| Data to use |

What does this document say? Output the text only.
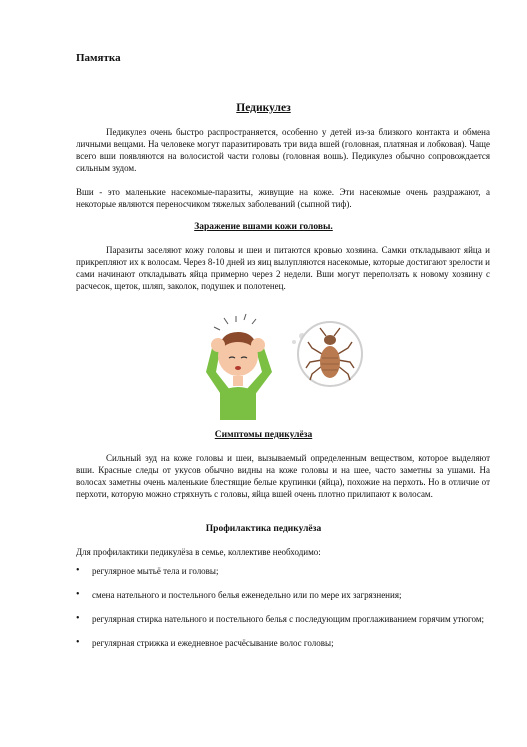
Памятка
Педикулез
Педикулез очень быстро распространяется, особенно у детей из-за близкого контакта и обмена личными вещами. На человеке могут паразитировать три вида вшей (головная, платяная и лобковая). Чаще всего вши появляются на волосистой части головы (головная вошь). Педикулез обычно сопровождается сильным зудом.
Вши - это маленькие насекомые-паразиты, живущие на коже. Эти насекомые очень раздражают, а некоторые являются переносчиком тяжелых заболеваний (сыпной тиф).
Заражение вшами кожи головы.
Паразиты заселяют кожу головы и шеи и питаются кровью хозяина. Самки откладывают яйца и прикрепляют их к волосам. Через 8-10 дней из яиц вылупляются насекомые, которые достигают зрелости и сами начинают откладывать яйца примерно через 2 недели. Вши могут переползать к новому хозяину с расчесок, щеток, шляп, заколок, подушек и полотенец.
Симптомы педикулёза
Сильный зуд на коже головы и шеи, вызываемый определенным веществом, которое выделяют вши. Красные следы от укусов обычно видны на коже головы и на шее, часто заметны за ушами. На волосах заметны очень маленькие блестящие белые крупинки (яйца), похожие на перхоть. Но в отличие от перхоти, которую можно стряхнуть с головы, яйца вшей очень плотно прилипают к волосам.
Профилактика педикулёза
Для профилактики педикулёза в семье, коллективе необходимо:
• регулярное мытьё тела и головы;
• смена нательного и постельного белья еженедельно или по мере их загрязнения;
• регулярная стирка нательного и постельного белья с последующим проглаживанием горячим утюгом;
• регулярная стрижка и ежедневное расчёсывание волос головы;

| Problem requirements |
Using the data above, say how many lines include "регулярная". No other reply is needed.

| Result |
2